(Collected data)
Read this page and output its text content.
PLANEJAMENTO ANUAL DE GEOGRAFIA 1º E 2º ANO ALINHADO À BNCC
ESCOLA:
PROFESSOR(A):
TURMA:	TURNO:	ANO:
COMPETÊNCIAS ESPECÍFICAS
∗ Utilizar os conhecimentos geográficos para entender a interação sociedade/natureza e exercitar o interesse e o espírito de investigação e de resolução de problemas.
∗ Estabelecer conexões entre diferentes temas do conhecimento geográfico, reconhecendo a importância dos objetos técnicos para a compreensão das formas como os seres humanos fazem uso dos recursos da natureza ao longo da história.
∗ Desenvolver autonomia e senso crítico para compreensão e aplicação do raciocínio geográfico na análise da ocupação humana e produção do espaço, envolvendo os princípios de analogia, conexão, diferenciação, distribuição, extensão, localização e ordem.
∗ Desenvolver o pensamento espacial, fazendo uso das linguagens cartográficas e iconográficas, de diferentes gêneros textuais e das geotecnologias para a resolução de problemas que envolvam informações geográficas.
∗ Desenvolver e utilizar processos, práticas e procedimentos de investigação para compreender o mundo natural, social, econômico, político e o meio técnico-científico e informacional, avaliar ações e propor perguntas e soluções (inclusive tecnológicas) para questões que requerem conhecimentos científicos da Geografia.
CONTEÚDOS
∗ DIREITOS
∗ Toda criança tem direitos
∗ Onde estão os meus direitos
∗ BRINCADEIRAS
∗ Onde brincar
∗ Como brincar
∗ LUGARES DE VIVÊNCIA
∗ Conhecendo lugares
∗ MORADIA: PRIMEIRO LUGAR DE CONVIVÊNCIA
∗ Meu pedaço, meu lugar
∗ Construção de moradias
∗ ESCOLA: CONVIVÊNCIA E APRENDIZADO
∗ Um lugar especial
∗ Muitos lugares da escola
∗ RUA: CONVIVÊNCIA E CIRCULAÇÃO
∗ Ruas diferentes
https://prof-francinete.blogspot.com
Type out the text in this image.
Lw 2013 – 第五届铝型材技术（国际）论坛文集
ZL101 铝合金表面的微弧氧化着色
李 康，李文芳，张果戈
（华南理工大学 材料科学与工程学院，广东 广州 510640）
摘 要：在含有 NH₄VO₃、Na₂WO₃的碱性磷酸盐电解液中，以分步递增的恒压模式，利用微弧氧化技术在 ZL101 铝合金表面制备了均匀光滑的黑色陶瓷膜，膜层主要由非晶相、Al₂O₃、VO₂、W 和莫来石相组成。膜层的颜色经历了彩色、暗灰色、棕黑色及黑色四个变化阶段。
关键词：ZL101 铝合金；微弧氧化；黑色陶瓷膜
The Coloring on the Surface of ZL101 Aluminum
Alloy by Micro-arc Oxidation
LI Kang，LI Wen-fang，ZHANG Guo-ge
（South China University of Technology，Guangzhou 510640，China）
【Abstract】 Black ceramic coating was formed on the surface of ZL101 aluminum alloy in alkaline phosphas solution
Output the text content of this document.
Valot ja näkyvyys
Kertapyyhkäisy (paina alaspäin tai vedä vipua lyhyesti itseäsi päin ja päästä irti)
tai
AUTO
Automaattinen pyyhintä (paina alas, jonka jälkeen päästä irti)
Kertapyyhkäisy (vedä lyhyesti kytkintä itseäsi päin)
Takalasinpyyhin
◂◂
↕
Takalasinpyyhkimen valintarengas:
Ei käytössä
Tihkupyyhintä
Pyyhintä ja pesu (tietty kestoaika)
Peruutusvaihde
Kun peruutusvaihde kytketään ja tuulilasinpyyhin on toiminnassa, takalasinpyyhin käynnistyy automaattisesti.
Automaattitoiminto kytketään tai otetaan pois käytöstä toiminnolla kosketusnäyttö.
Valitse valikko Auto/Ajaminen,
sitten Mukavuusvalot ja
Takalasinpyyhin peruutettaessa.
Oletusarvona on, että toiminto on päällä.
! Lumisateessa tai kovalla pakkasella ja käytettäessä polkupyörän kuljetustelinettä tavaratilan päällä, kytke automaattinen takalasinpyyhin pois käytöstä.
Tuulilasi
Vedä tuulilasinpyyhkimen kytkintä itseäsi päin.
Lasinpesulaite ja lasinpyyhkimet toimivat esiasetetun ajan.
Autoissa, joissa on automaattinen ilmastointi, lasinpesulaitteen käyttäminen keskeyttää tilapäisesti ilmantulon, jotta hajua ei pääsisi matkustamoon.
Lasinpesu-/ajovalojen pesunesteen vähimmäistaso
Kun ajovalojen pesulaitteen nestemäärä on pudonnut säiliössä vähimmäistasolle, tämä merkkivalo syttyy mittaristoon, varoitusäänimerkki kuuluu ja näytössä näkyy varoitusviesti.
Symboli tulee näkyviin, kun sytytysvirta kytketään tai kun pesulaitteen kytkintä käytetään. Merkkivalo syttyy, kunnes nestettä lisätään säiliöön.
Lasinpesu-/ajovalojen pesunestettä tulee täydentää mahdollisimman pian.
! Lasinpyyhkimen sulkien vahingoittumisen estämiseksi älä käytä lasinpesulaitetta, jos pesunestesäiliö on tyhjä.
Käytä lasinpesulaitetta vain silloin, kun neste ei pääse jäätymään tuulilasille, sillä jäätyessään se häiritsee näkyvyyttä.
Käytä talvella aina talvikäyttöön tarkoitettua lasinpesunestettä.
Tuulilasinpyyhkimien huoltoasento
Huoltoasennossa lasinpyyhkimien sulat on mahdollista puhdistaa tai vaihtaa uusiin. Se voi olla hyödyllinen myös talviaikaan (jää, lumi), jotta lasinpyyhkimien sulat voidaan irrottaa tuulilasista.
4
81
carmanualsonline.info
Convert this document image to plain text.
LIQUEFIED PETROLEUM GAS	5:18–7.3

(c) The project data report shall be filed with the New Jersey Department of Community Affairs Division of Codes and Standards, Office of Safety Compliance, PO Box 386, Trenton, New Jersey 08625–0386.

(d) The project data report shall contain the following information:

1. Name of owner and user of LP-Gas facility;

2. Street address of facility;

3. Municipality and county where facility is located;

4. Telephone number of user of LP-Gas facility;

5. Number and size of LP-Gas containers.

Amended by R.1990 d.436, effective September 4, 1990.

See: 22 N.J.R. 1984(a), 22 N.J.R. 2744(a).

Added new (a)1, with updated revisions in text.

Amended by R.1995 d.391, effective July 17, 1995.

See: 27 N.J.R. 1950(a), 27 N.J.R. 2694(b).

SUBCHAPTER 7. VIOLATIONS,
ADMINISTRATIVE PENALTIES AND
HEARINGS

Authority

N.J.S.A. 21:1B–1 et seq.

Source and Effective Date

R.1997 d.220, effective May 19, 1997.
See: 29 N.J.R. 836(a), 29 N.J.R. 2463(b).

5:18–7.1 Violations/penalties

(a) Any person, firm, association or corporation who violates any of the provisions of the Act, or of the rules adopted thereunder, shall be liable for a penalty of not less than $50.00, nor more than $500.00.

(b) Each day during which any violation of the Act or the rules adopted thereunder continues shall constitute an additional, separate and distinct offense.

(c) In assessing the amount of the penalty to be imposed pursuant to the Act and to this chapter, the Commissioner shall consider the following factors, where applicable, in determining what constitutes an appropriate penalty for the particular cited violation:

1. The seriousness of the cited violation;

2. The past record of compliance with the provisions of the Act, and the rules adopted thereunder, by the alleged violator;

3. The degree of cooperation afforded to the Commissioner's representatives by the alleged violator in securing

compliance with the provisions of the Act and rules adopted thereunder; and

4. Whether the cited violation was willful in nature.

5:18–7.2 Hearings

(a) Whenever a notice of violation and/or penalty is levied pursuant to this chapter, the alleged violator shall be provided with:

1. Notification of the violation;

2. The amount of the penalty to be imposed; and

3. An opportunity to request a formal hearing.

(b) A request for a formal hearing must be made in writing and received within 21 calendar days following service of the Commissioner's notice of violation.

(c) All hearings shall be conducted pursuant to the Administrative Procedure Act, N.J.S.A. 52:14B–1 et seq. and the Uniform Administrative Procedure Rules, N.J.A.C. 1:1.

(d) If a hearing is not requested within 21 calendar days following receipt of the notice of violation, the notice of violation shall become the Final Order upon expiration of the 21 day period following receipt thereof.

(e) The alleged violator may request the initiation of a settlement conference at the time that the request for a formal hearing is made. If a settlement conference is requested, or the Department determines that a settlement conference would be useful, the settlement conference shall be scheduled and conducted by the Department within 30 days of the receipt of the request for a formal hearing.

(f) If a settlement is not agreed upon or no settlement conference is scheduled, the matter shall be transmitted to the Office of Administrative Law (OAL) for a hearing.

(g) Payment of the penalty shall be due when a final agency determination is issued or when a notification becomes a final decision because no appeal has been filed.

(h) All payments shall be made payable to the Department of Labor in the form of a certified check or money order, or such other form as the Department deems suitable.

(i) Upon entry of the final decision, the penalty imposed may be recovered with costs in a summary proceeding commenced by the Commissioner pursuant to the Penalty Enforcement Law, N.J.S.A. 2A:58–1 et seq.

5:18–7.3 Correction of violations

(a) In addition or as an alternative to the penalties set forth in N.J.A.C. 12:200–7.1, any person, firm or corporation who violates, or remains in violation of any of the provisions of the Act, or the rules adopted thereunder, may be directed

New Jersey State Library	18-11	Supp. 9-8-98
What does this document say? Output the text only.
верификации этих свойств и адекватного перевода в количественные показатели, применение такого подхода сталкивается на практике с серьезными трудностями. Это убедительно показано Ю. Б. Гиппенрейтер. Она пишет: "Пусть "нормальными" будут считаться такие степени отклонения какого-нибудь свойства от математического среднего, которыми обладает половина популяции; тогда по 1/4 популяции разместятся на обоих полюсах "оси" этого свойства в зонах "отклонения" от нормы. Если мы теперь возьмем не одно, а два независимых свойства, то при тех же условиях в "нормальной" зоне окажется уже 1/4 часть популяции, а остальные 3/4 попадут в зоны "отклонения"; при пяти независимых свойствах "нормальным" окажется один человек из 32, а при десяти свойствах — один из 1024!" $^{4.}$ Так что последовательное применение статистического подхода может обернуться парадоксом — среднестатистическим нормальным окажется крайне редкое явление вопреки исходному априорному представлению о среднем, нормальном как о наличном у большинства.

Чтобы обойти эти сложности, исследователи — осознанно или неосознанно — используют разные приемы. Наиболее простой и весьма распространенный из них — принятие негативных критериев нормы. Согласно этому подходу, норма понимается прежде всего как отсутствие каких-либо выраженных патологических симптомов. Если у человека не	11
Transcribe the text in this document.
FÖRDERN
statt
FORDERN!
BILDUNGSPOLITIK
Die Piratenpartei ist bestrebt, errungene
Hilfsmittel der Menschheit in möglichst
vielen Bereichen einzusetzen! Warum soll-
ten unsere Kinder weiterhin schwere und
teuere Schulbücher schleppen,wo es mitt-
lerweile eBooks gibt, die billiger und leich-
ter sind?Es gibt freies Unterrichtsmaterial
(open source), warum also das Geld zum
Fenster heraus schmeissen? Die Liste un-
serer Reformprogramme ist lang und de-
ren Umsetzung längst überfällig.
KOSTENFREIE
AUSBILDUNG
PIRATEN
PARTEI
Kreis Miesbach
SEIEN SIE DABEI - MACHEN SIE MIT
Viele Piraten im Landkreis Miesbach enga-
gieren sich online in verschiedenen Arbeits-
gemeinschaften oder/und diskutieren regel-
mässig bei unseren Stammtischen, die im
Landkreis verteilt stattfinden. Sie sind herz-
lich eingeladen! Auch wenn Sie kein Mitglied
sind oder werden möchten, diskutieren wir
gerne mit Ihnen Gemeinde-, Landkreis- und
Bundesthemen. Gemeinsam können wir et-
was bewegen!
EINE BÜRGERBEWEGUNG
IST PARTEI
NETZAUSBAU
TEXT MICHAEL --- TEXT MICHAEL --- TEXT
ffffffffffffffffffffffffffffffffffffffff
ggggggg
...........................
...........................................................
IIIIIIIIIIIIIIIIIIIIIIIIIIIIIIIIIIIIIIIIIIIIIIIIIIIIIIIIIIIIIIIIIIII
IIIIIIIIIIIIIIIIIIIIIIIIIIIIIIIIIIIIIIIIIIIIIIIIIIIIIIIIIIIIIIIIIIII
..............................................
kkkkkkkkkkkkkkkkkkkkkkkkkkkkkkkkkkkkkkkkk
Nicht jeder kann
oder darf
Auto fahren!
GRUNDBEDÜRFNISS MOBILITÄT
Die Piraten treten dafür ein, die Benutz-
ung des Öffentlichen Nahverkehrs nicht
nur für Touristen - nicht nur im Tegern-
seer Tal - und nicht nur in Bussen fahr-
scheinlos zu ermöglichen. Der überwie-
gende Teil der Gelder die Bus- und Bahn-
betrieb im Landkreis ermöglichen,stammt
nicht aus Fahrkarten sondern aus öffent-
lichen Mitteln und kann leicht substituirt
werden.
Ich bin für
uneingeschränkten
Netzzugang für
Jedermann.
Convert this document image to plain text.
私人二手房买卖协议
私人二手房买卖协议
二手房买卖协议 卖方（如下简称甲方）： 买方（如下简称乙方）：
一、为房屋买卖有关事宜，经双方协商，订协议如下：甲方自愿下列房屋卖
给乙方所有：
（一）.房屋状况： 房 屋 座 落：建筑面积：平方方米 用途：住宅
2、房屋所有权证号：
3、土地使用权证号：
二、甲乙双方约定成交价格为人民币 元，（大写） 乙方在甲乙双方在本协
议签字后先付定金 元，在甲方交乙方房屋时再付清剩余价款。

## GIVEN PROBLEM
State the number of lines holding the word "natureza" in the listing. Add nothing else.

## ANSWER TO THIS EXERCISE
2